Task description ::
Would you pull out every line of the material that contains the string "null"?
** START Entries provided **
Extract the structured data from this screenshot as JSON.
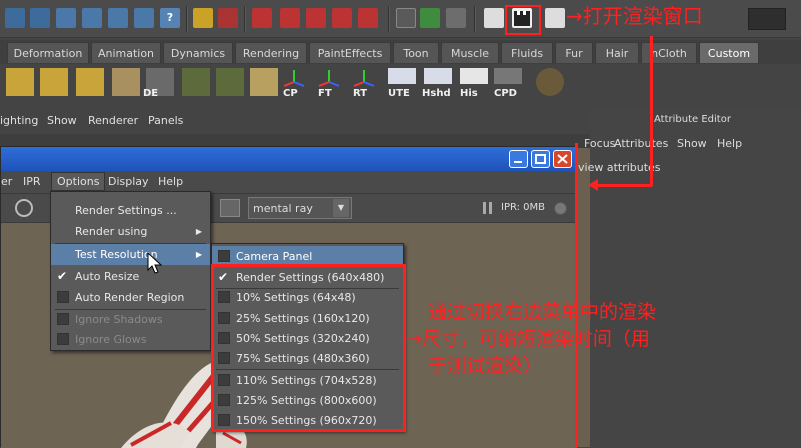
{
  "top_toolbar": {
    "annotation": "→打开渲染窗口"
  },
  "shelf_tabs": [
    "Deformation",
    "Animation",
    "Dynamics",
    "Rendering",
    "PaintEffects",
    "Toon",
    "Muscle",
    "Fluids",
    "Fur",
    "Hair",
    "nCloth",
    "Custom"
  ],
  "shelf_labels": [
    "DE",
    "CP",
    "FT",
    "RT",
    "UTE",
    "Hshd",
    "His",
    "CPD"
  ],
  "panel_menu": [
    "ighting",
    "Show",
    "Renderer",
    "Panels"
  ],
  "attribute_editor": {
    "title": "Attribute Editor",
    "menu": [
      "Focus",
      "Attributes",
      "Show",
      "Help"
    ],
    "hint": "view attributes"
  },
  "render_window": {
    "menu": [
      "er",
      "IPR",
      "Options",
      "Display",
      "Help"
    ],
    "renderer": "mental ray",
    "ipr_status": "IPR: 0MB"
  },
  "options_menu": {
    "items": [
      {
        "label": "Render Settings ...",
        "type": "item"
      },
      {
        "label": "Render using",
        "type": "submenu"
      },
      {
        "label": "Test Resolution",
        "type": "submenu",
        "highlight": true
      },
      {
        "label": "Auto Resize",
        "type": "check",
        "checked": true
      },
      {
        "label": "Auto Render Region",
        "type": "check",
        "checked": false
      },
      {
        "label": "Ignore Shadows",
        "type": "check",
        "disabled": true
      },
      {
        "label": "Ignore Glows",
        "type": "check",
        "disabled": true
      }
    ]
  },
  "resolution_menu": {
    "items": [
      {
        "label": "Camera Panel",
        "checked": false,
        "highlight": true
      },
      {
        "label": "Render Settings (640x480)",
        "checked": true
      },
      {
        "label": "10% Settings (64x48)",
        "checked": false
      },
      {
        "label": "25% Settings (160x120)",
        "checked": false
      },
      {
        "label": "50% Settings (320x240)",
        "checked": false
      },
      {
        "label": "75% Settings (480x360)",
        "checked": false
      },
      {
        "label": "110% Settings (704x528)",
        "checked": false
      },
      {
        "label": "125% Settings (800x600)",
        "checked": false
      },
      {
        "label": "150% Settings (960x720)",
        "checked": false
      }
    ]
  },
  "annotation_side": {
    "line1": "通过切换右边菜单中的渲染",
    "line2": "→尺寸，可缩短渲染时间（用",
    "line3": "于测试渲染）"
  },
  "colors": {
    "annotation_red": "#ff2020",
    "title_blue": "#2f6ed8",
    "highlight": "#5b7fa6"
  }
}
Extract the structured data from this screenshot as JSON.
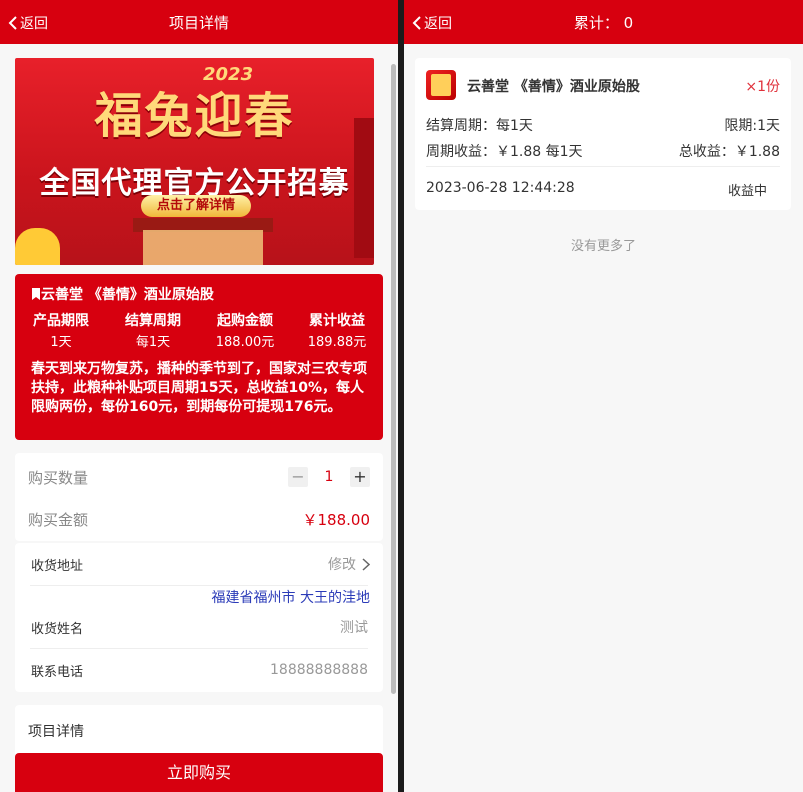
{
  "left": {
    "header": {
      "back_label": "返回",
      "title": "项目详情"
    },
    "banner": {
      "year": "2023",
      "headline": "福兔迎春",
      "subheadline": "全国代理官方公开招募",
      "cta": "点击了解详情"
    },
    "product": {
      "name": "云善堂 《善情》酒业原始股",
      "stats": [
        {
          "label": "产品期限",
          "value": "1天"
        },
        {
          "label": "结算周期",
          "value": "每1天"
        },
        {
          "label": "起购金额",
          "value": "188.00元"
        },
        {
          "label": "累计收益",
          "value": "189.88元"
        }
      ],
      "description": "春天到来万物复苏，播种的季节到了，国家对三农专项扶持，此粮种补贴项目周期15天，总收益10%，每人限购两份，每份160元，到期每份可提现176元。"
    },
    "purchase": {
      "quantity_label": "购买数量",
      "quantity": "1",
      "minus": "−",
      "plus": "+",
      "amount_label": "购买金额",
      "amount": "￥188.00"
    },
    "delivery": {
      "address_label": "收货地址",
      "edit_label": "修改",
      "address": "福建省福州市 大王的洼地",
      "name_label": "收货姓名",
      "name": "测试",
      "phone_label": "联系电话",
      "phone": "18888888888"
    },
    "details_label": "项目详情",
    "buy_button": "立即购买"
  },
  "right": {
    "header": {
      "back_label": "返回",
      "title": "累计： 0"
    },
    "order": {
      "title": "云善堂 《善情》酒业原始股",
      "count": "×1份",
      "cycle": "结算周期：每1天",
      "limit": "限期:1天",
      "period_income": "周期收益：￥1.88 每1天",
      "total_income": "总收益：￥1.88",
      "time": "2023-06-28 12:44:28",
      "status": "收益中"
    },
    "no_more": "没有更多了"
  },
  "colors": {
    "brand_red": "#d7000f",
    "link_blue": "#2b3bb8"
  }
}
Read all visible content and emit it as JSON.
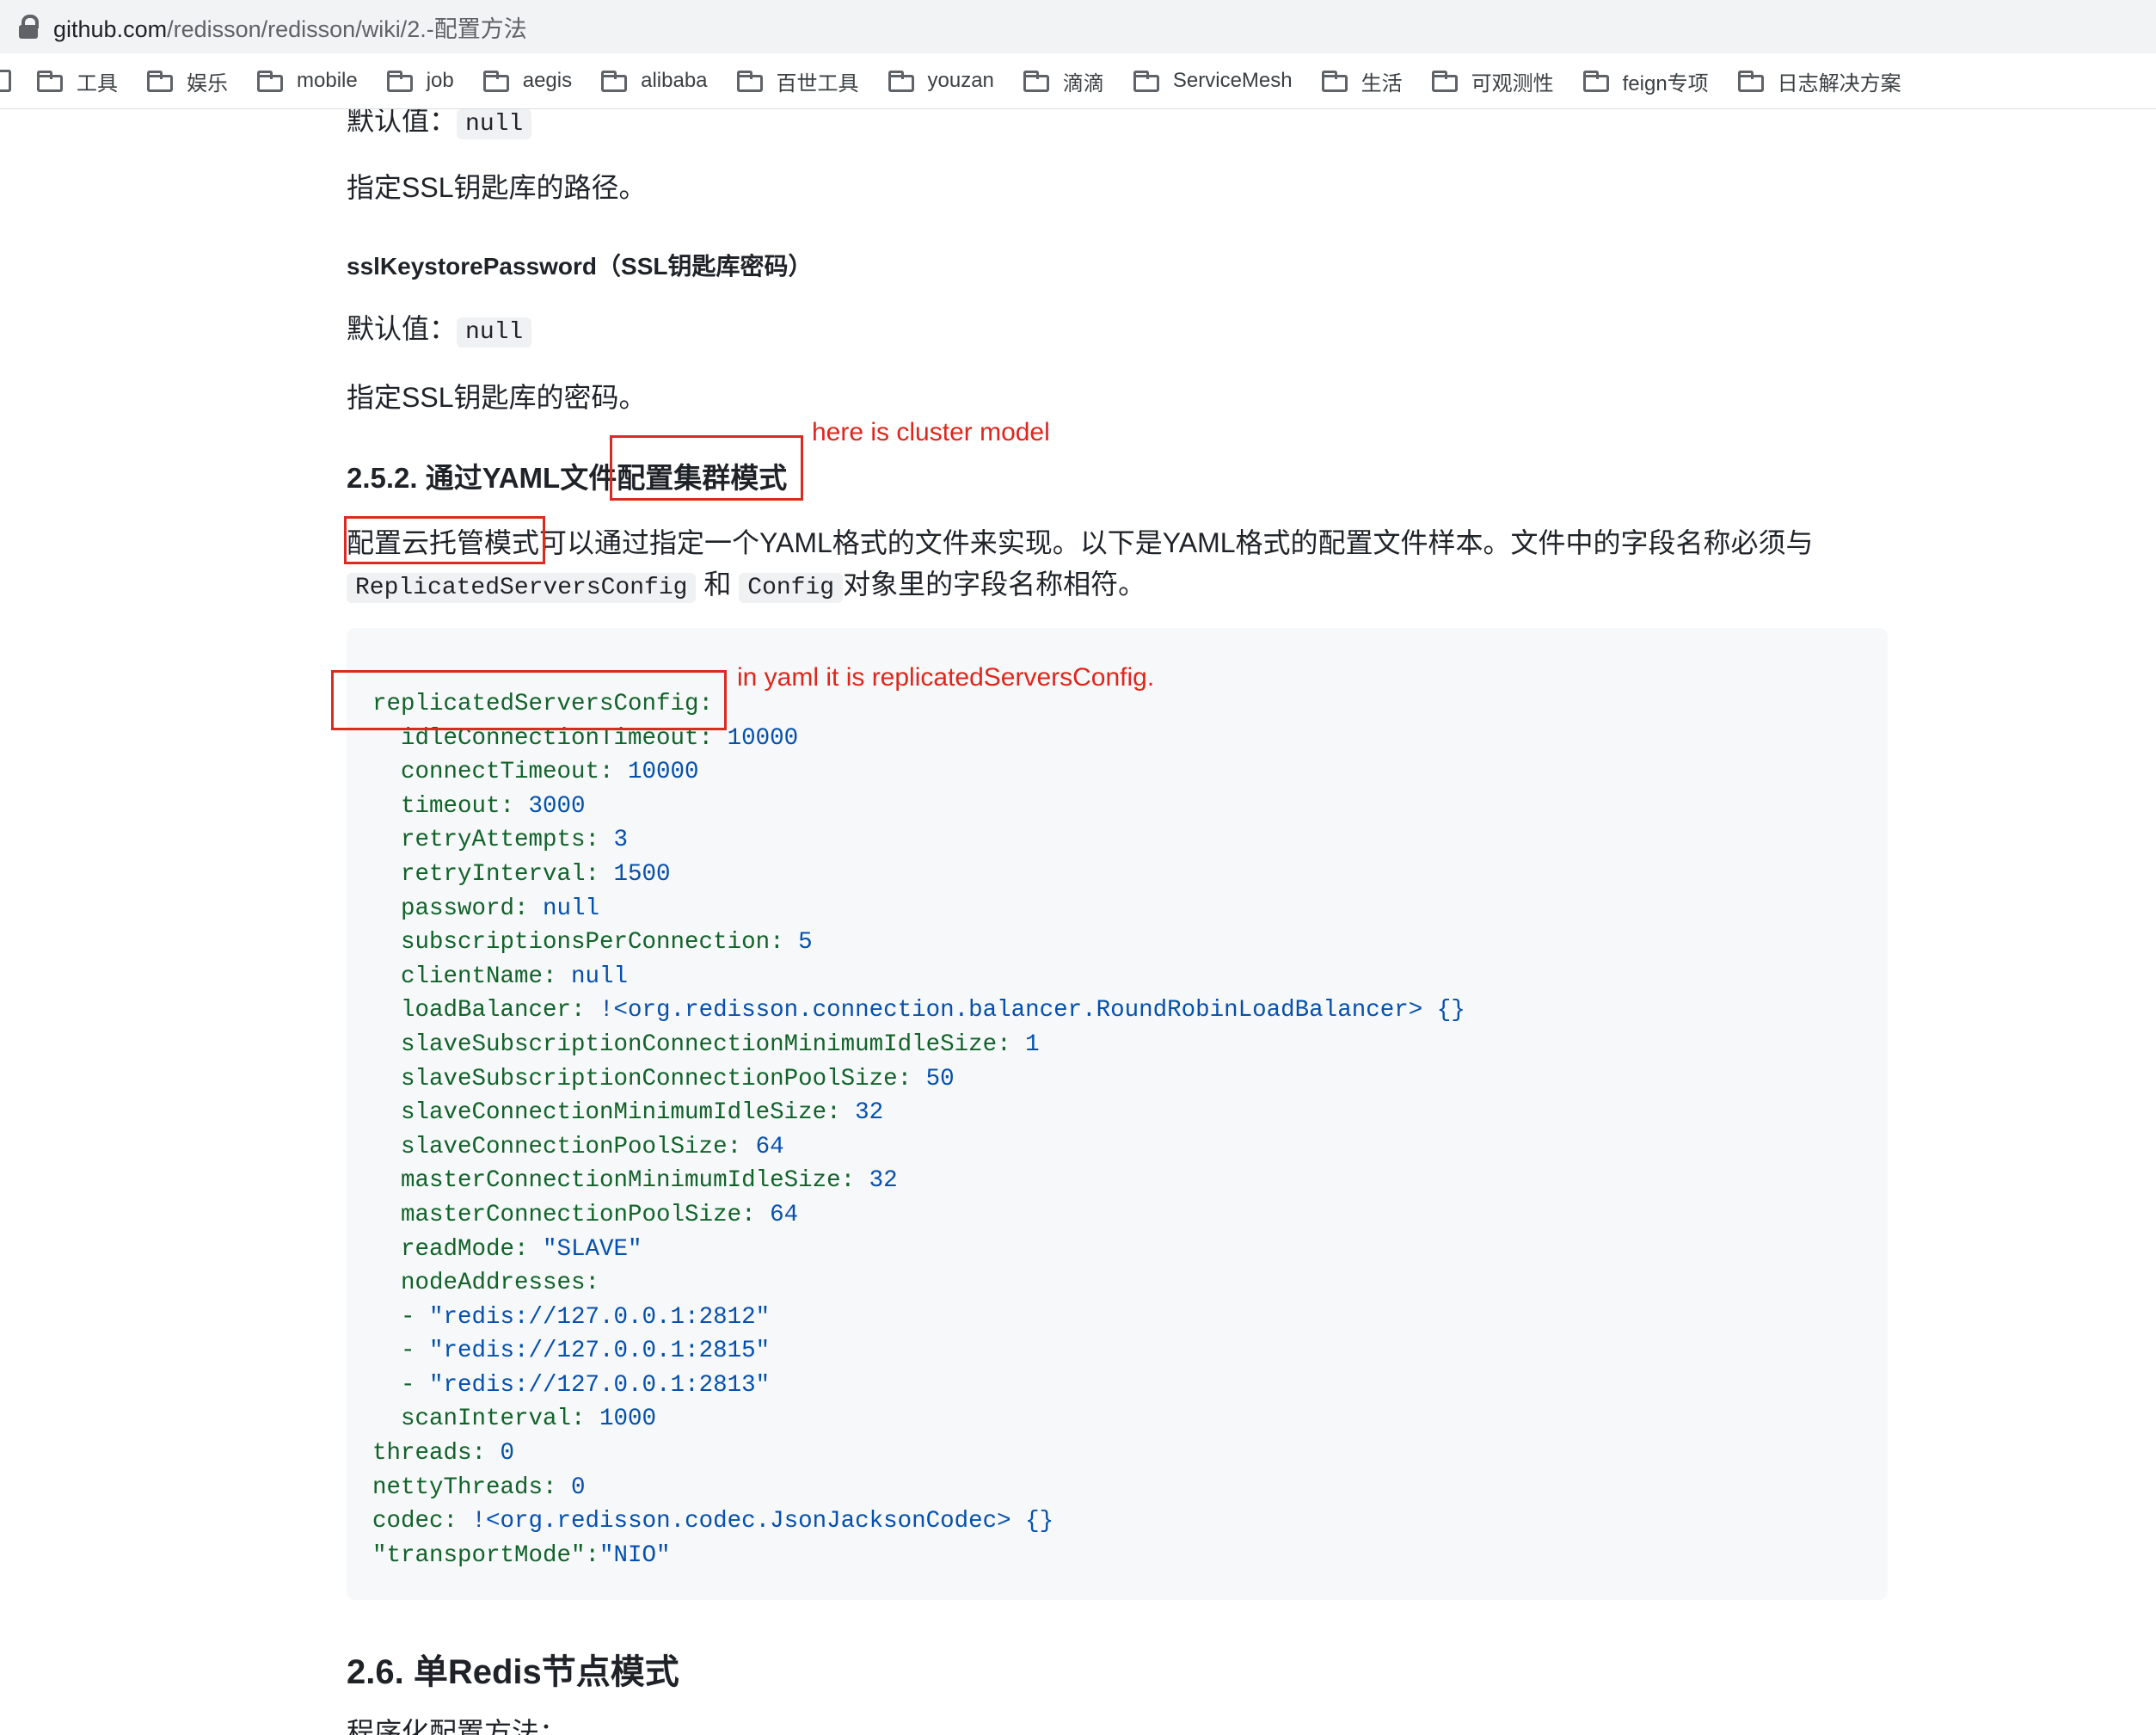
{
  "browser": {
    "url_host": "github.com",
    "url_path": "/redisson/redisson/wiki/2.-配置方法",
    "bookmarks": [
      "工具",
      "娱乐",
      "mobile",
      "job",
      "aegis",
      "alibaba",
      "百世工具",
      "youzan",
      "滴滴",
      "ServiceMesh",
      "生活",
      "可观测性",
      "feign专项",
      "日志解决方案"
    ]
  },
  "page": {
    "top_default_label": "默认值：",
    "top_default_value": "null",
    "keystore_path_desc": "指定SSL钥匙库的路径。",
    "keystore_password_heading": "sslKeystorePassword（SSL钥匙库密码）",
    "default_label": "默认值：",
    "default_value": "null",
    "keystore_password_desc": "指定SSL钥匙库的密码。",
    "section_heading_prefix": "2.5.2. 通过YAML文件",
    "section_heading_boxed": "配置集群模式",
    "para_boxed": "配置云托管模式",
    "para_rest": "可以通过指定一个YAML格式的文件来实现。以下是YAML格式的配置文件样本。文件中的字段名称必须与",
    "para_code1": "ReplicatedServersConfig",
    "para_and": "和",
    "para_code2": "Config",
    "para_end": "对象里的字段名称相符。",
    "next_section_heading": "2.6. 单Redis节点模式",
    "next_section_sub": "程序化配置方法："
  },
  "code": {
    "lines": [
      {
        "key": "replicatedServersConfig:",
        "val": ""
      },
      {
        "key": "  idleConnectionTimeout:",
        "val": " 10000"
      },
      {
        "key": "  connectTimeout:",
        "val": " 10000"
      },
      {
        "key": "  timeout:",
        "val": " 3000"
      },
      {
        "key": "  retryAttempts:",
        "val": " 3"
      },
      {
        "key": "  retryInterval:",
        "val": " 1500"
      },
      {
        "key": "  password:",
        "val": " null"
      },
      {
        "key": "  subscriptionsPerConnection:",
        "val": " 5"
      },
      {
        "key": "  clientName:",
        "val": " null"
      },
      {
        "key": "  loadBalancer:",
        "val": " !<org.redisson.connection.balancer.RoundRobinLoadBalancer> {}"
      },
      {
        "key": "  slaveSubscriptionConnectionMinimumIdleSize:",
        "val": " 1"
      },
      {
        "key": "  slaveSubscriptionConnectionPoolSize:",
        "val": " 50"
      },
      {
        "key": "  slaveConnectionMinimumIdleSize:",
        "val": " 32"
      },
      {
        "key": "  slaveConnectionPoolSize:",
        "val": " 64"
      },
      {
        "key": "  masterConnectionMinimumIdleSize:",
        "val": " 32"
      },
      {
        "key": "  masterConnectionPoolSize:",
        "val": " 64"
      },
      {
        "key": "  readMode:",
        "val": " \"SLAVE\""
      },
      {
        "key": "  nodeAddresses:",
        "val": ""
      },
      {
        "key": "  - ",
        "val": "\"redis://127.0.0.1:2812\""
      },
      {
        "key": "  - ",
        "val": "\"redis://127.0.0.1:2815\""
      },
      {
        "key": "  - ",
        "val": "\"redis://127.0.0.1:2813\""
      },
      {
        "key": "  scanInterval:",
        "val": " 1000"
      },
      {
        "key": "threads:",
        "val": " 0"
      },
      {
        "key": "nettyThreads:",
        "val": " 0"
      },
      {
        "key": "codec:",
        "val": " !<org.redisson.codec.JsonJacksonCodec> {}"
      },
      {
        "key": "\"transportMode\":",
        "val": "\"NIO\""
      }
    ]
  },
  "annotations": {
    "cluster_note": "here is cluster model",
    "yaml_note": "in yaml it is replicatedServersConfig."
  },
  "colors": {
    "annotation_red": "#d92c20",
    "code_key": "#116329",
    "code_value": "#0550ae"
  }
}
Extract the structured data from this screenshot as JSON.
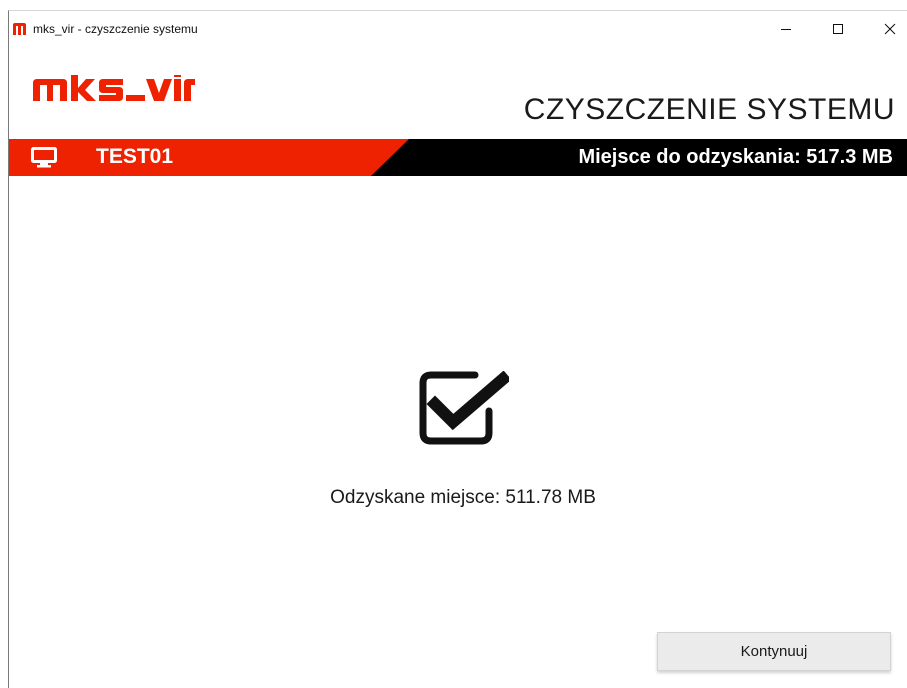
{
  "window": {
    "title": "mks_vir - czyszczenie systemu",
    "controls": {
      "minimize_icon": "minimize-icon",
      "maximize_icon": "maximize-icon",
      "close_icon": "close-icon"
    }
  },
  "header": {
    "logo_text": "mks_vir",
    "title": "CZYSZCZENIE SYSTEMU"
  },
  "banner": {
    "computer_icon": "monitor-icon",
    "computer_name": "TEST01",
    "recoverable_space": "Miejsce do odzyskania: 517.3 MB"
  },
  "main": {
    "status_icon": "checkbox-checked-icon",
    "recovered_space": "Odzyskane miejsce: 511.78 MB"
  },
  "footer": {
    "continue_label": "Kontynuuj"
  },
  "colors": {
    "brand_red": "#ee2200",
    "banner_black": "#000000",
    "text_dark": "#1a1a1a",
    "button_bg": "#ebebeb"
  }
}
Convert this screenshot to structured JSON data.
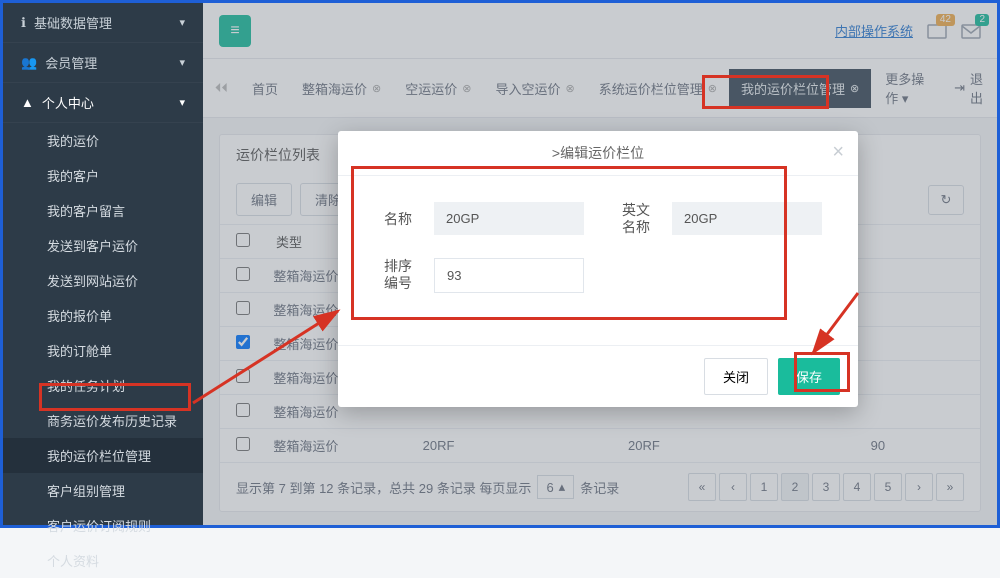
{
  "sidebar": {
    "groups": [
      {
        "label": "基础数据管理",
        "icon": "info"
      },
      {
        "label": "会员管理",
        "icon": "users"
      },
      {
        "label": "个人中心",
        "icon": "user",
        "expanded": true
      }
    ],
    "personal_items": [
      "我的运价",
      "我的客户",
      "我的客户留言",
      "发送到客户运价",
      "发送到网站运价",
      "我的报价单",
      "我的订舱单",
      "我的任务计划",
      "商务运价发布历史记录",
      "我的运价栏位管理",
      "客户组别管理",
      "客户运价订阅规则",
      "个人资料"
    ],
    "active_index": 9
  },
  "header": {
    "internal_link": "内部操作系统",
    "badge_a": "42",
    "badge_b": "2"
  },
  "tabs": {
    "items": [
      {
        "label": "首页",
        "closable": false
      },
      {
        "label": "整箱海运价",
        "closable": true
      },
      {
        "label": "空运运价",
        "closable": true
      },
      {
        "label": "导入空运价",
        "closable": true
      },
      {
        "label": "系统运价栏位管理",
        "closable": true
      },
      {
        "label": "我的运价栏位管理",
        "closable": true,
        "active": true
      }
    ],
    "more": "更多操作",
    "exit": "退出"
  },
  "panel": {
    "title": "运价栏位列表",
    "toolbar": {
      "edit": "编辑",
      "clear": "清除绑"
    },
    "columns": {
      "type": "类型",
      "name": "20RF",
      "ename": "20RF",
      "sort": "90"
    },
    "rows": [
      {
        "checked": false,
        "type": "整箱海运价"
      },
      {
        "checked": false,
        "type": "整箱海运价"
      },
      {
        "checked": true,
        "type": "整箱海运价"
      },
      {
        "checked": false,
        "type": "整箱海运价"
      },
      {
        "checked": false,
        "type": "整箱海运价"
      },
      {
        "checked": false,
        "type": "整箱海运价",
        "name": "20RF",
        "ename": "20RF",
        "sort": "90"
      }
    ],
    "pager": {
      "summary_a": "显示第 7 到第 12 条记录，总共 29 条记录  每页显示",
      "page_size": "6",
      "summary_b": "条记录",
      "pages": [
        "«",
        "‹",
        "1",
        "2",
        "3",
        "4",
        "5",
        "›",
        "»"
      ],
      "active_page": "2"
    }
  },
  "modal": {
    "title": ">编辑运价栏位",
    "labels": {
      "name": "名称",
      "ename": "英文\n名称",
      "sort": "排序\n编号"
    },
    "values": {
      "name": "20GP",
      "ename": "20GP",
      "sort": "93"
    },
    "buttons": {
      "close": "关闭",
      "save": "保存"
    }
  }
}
** END Entries provided **
Written response ::
    "top_default_value": "null",
    "default_value": "null",
        "val": " null"
        "val": " null"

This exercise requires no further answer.